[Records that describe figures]
· · · · ·

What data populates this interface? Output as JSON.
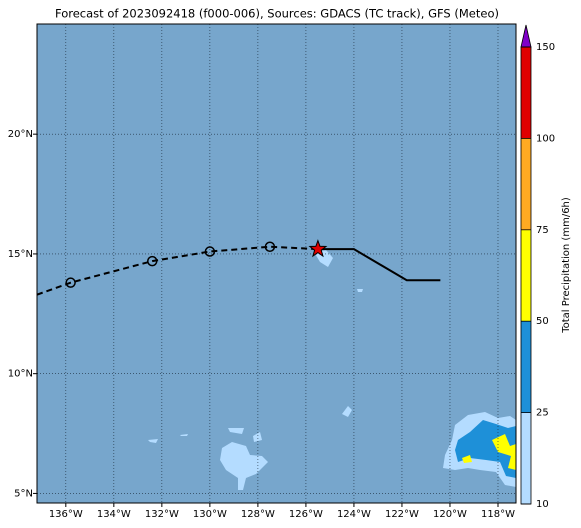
{
  "title": "Forecast of 2023092418 (f000-006), Sources: GDACS (TC track), GFS (Meteo)",
  "map": {
    "xlim": [
      -137.2,
      -117.25
    ],
    "ylim": [
      4.6,
      24.6
    ],
    "xticks": [
      {
        "value": -136,
        "label": "136°W"
      },
      {
        "value": -134,
        "label": "134°W"
      },
      {
        "value": -132,
        "label": "132°W"
      },
      {
        "value": -130,
        "label": "130°W"
      },
      {
        "value": -128,
        "label": "128°W"
      },
      {
        "value": -126,
        "label": "126°W"
      },
      {
        "value": -124,
        "label": "124°W"
      },
      {
        "value": -122,
        "label": "122°W"
      },
      {
        "value": -120,
        "label": "120°W"
      },
      {
        "value": -118,
        "label": "118°W"
      }
    ],
    "yticks": [
      {
        "value": 5,
        "label": "5°N"
      },
      {
        "value": 10,
        "label": "10°N"
      },
      {
        "value": 15,
        "label": "15°N"
      },
      {
        "value": 20,
        "label": "20°N"
      }
    ],
    "background": "#77a6cc",
    "grid": true,
    "past_track": {
      "lon": [
        -137.2,
        -135.8,
        -132.4,
        -130.0,
        -127.5,
        -125.5
      ],
      "lat": [
        13.3,
        13.8,
        14.7,
        15.1,
        15.3,
        15.2
      ],
      "color": "#000000"
    },
    "current_position": {
      "lon": -125.5,
      "lat": 15.2,
      "color": "#e00000"
    },
    "forecast_track": {
      "lon": [
        -125.5,
        -124.0,
        -121.8,
        -120.4
      ],
      "lat": [
        15.2,
        15.2,
        13.9,
        13.9
      ],
      "color": "#000000"
    }
  },
  "colorbar": {
    "label": "Total Precipitation (mm/6h)",
    "levels": [
      10,
      25,
      50,
      75,
      100,
      150
    ],
    "colors": [
      "#b4dcff",
      "#1e90d8",
      "#ffff00",
      "#ffaa22",
      "#e00000"
    ],
    "extend_color": "#8000c8"
  }
}
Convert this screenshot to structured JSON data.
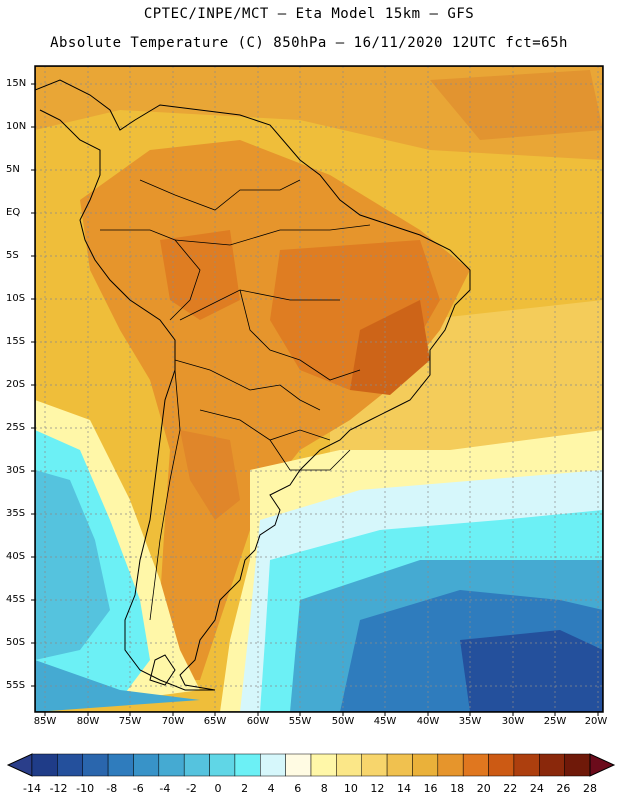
{
  "header": {
    "title_line1": "CPTEC/INPE/MCT –  Eta Model 15km – GFS",
    "title_line2": "Absolute Temperature (C) 850hPa – 16/11/2020 12UTC fct=65h"
  },
  "axes": {
    "latitudes": [
      "15N",
      "10N",
      "5N",
      "EQ",
      "5S",
      "10S",
      "15S",
      "20S",
      "25S",
      "30S",
      "35S",
      "40S",
      "45S",
      "50S",
      "55S"
    ],
    "longitudes": [
      "85W",
      "80W",
      "75W",
      "70W",
      "65W",
      "60W",
      "55W",
      "50W",
      "45W",
      "40W",
      "35W",
      "30W",
      "25W",
      "20W"
    ]
  },
  "colorbar": {
    "labels": [
      "-14",
      "-12",
      "-10",
      "-8",
      "-6",
      "-4",
      "-2",
      "0",
      "2",
      "4",
      "6",
      "8",
      "10",
      "12",
      "14",
      "16",
      "18",
      "20",
      "22",
      "24",
      "26",
      "28"
    ],
    "colors": [
      "#1f3c88",
      "#24509c",
      "#2a66ad",
      "#2f7cbd",
      "#3893c8",
      "#45aad2",
      "#55c3de",
      "#60d6e6",
      "#6cf0f5",
      "#d6f7fb",
      "#fffbe3",
      "#fff7a8",
      "#fbe788",
      "#f7d56c",
      "#f0c14f",
      "#eab13a",
      "#e6952c",
      "#e0771f",
      "#cc5a14",
      "#ad3f0e",
      "#8a280b",
      "#6f1909"
    ],
    "low_arrow_color": "#2a3e8a",
    "high_arrow_color": "#6b0b1b"
  },
  "field_colors": {
    "ocean_tropical": "#efbe3a",
    "warm_inland": "#e6952c",
    "hot_spots": "#e0771f",
    "mild": "#f7d56c",
    "cool": "#fff7a8",
    "cold": "#55c3de",
    "very_cold": "#2a66ad"
  }
}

· · · · ·

DIRECTIONS: Retype the whole listing exactly and leave the pictures out.

REPLY TO THE TASK:
What data populates this interface? Output as JSON.
{
  "title": "Forecast of 2023092418 (f000-006), Sources: GDACS (TC track), GFS (Meteo)",
  "map": {
    "xlim": [
      -137.2,
      -117.25
    ],
    "ylim": [
      4.6,
      24.6
    ],
    "xticks": [
      {
        "value": -136,
        "label": "136°W"
      },
      {
        "value": -134,
        "label": "134°W"
      },
      {
        "value": -132,
        "label": "132°W"
      },
      {
        "value": -130,
        "label": "130°W"
      },
      {
        "value": -128,
        "label": "128°W"
      },
      {
        "value": -126,
        "label": "126°W"
      },
      {
        "value": -124,
        "label": "124°W"
      },
      {
        "value": -122,
        "label": "122°W"
      },
      {
        "value": -120,
        "label": "120°W"
      },
      {
        "value": -118,
        "label": "118°W"
      }
    ],
    "yticks": [
      {
        "value": 5,
        "label": "5°N"
      },
      {
        "value": 10,
        "label": "10°N"
      },
      {
        "value": 15,
        "label": "15°N"
      },
      {
        "value": 20,
        "label": "20°N"
      }
    ],
    "background": "#77a6cc",
    "grid": true,
    "past_track": {
      "lon": [
        -137.2,
        -135.8,
        -132.4,
        -130.0,
        -127.5,
        -125.5
      ],
      "lat": [
        13.3,
        13.8,
        14.7,
        15.1,
        15.3,
        15.2
      ],
      "color": "#000000"
    },
    "current_position": {
      "lon": -125.5,
      "lat": 15.2,
      "color": "#e00000"
    },
    "forecast_track": {
      "lon": [
        -125.5,
        -124.0,
        -121.8,
        -120.4
      ],
      "lat": [
        15.2,
        15.2,
        13.9,
        13.9
      ],
      "color": "#000000"
    }
  },
  "colorbar": {
    "label": "Total Precipitation (mm/6h)",
    "levels": [
      10,
      25,
      50,
      75,
      100,
      150
    ],
    "colors": [
      "#b4dcff",
      "#1e90d8",
      "#ffff00",
      "#ffaa22",
      "#e00000"
    ],
    "extend_color": "#8000c8"
  }
}
Convert this screenshot to structured JSON data.
{
  "header": {
    "title_line1": "CPTEC/INPE/MCT –  Eta Model 15km – GFS",
    "title_line2": "Absolute Temperature (C) 850hPa – 16/11/2020 12UTC fct=65h"
  },
  "axes": {
    "latitudes": [
      "15N",
      "10N",
      "5N",
      "EQ",
      "5S",
      "10S",
      "15S",
      "20S",
      "25S",
      "30S",
      "35S",
      "40S",
      "45S",
      "50S",
      "55S"
    ],
    "longitudes": [
      "85W",
      "80W",
      "75W",
      "70W",
      "65W",
      "60W",
      "55W",
      "50W",
      "45W",
      "40W",
      "35W",
      "30W",
      "25W",
      "20W"
    ]
  },
  "colorbar": {
    "labels": [
      "-14",
      "-12",
      "-10",
      "-8",
      "-6",
      "-4",
      "-2",
      "0",
      "2",
      "4",
      "6",
      "8",
      "10",
      "12",
      "14",
      "16",
      "18",
      "20",
      "22",
      "24",
      "26",
      "28"
    ],
    "colors": [
      "#1f3c88",
      "#24509c",
      "#2a66ad",
      "#2f7cbd",
      "#3893c8",
      "#45aad2",
      "#55c3de",
      "#60d6e6",
      "#6cf0f5",
      "#d6f7fb",
      "#fffbe3",
      "#fff7a8",
      "#fbe788",
      "#f7d56c",
      "#f0c14f",
      "#eab13a",
      "#e6952c",
      "#e0771f",
      "#cc5a14",
      "#ad3f0e",
      "#8a280b",
      "#6f1909"
    ],
    "low_arrow_color": "#2a3e8a",
    "high_arrow_color": "#6b0b1b"
  },
  "field_colors": {
    "ocean_tropical": "#efbe3a",
    "warm_inland": "#e6952c",
    "hot_spots": "#e0771f",
    "mild": "#f7d56c",
    "cool": "#fff7a8",
    "cold": "#55c3de",
    "very_cold": "#2a66ad"
  }
}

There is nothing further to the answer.